Input rows>
┌──

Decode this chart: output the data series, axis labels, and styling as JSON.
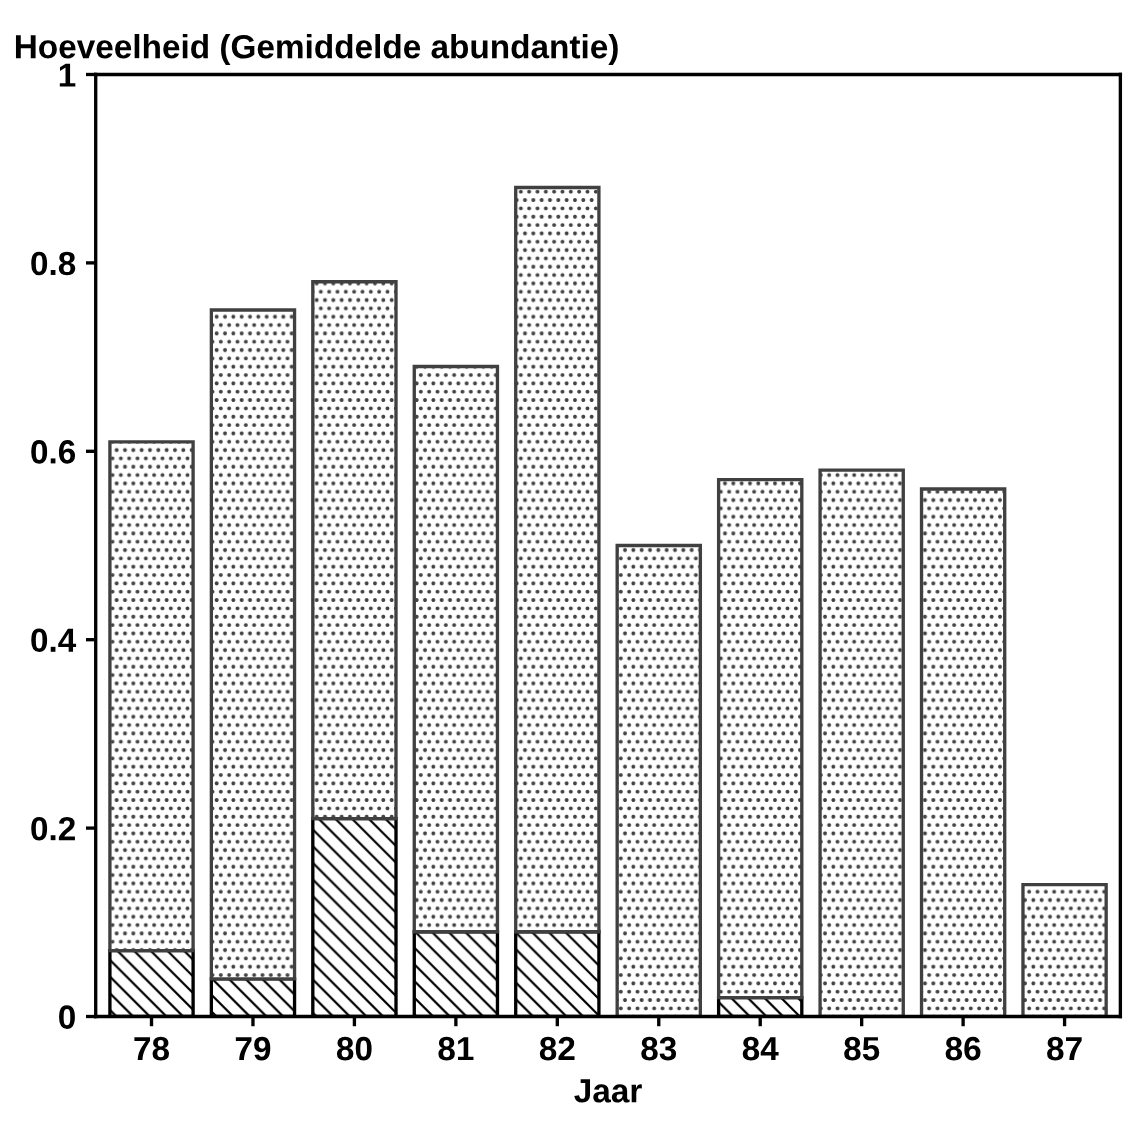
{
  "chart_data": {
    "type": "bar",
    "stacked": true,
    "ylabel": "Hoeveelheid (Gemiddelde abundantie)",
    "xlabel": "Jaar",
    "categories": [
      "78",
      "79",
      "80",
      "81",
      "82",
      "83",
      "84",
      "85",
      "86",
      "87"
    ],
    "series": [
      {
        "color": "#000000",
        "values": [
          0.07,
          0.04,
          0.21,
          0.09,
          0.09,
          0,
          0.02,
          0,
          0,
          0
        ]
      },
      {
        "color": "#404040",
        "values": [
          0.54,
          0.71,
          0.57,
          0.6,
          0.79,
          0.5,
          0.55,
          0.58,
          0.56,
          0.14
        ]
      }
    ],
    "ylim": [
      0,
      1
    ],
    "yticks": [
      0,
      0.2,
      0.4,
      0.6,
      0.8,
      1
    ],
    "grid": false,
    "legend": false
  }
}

└──

Exercise directions> Consider the entries above and return each line with the string "series".

Expected output>
Decode this chart: output the data series, axis labels, and styling as JSON.
    "series": [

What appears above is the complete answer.